■ **Problem**: Repeat the records below exactly as they appear.

_ _ _ _ _

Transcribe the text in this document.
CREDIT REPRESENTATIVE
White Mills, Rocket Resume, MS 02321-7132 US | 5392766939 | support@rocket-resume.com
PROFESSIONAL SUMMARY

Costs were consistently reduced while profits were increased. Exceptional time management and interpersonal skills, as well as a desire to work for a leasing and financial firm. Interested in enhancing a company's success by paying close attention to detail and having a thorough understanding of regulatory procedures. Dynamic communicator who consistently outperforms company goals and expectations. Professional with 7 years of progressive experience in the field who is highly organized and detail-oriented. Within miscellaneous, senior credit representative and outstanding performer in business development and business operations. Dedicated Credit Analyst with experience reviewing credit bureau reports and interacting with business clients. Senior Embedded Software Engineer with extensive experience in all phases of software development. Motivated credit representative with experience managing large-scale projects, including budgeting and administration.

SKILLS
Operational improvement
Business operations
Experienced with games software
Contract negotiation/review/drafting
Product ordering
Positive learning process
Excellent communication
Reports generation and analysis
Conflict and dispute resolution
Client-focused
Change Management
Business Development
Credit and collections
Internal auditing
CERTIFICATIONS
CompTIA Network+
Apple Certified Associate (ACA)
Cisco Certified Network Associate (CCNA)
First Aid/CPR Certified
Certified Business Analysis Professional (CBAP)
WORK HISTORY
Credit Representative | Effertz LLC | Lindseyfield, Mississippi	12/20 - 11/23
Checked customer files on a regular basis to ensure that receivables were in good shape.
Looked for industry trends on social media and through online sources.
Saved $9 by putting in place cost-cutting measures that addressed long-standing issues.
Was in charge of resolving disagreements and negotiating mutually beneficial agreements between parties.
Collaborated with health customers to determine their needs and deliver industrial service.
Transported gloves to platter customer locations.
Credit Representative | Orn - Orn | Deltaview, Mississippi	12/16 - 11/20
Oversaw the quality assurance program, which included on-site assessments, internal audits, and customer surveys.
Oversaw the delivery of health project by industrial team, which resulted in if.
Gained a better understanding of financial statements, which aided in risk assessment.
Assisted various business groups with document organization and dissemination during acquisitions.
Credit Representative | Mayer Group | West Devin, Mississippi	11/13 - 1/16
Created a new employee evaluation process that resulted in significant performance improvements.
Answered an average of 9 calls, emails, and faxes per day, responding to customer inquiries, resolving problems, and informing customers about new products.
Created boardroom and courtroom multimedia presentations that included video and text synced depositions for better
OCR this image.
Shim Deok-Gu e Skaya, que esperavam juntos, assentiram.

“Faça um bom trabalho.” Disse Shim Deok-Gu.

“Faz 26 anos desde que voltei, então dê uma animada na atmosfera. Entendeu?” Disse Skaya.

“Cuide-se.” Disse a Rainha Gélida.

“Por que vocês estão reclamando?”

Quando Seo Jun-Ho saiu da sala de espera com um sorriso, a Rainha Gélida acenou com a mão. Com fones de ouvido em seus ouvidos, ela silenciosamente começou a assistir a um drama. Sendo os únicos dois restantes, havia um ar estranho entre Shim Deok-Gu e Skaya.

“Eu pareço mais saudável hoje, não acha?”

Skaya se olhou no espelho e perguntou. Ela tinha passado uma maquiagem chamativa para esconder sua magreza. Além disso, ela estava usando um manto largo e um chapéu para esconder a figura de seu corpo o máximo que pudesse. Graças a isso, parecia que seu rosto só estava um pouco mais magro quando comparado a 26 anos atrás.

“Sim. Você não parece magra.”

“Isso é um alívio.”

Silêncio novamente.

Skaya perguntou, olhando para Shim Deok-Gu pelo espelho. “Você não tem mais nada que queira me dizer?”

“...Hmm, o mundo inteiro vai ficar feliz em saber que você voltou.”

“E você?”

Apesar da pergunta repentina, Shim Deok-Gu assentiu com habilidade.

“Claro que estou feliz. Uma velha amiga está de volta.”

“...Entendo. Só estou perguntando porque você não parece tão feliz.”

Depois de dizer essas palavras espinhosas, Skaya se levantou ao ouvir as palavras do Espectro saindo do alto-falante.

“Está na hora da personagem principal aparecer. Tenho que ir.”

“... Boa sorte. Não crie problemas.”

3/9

_ _ _ _ _

■ **Full response**:
Transcribe the text in this document.
CREDIT REPRESENTATIVE
White Mills, Rocket Resume, MS 02321-7132 US | 5392766939 | support@rocket-resume.com
PROFESSIONAL SUMMARY

Costs were consistently reduced while profits were increased. Exceptional time management and interpersonal skills, as well as a desire to work for a leasing and financial firm. Interested in enhancing a company's success by paying close attention to detail and having a thorough understanding of regulatory procedures. Dynamic communicator who consistently outperforms company goals and expectations. Professional with 7 years of progressive experience in the field who is highly organized and detail-oriented. Within miscellaneous, senior credit representative and outstanding performer in business development and business operations. Dedicated Credit Analyst with experience reviewing credit bureau reports and interacting with business clients. Senior Embedded Software Engineer with extensive experience in all phases of software development. Motivated credit representative with experience managing large-scale projects, including budgeting and administration.

SKILLS
Operational improvement
Business operations
Experienced with games software
Contract negotiation/review/drafting
Product ordering
Positive learning process
Excellent communication
Reports generation and analysis
Conflict and dispute resolution
Client-focused
Change Management
Business Development
Credit and collections
Internal auditing
CERTIFICATIONS
CompTIA Network+
Apple Certified Associate (ACA)
Cisco Certified Network Associate (CCNA)
First Aid/CPR Certified
Certified Business Analysis Professional (CBAP)
WORK HISTORY
Credit Representative | Effertz LLC | Lindseyfield, Mississippi	12/20 - 11/23
Checked customer files on a regular basis to ensure that receivables were in good shape.
Looked for industry trends on social media and through online sources.
Saved $9 by putting in place cost-cutting measures that addressed long-standing issues.
Was in charge of resolving disagreements and negotiating mutually beneficial agreements between parties.
Collaborated with health customers to determine their needs and deliver industrial service.
Transported gloves to platter customer locations.
Credit Representative | Orn - Orn | Deltaview, Mississippi	12/16 - 11/20
Oversaw the quality assurance program, which included on-site assessments, internal audits, and customer surveys.
Oversaw the delivery of health project by industrial team, which resulted in if.
Gained a better understanding of financial statements, which aided in risk assessment.
Assisted various business groups with document organization and dissemination during acquisitions.
Credit Representative | Mayer Group | West Devin, Mississippi	11/13 - 1/16
Created a new employee evaluation process that resulted in significant performance improvements.
Answered an average of 9 calls, emails, and faxes per day, responding to customer inquiries, resolving problems, and informing customers about new products.
Created boardroom and courtroom multimedia presentations that included video and text synced depositions for better
OCR this image.
Shim Deok-Gu e Skaya, que esperavam juntos, assentiram.

“Faça um bom trabalho.” Disse Shim Deok-Gu.

“Faz 26 anos desde que voltei, então dê uma animada na atmosfera. Entendeu?” Disse Skaya.

“Cuide-se.” Disse a Rainha Gélida.

“Por que vocês estão reclamando?”

Quando Seo Jun-Ho saiu da sala de espera com um sorriso, a Rainha Gélida acenou com a mão. Com fones de ouvido em seus ouvidos, ela silenciosamente começou a assistir a um drama. Sendo os únicos dois restantes, havia um ar estranho entre Shim Deok-Gu e Skaya.

“Eu pareço mais saudável hoje, não acha?”

Skaya se olhou no espelho e perguntou. Ela tinha passado uma maquiagem chamativa para esconder sua magreza. Além disso, ela estava usando um manto largo e um chapéu para esconder a figura de seu corpo o máximo que pudesse. Graças a isso, parecia que seu rosto só estava um pouco mais magro quando comparado a 26 anos atrás.

“Sim. Você não parece magra.”

“Isso é um alívio.”

Silêncio novamente.

Skaya perguntou, olhando para Shim Deok-Gu pelo espelho. “Você não tem mais nada que queira me dizer?”

“...Hmm, o mundo inteiro vai ficar feliz em saber que você voltou.”

“E você?”

Apesar da pergunta repentina, Shim Deok-Gu assentiu com habilidade.

“Claro que estou feliz. Uma velha amiga está de volta.”

“...Entendo. Só estou perguntando porque você não parece tão feliz.”

Depois de dizer essas palavras espinhosas, Skaya se levantou ao ouvir as palavras do Espectro saindo do alto-falante.

“Está na hora da personagem principal aparecer. Tenho que ir.”

“... Boa sorte. Não crie problemas.”

3/9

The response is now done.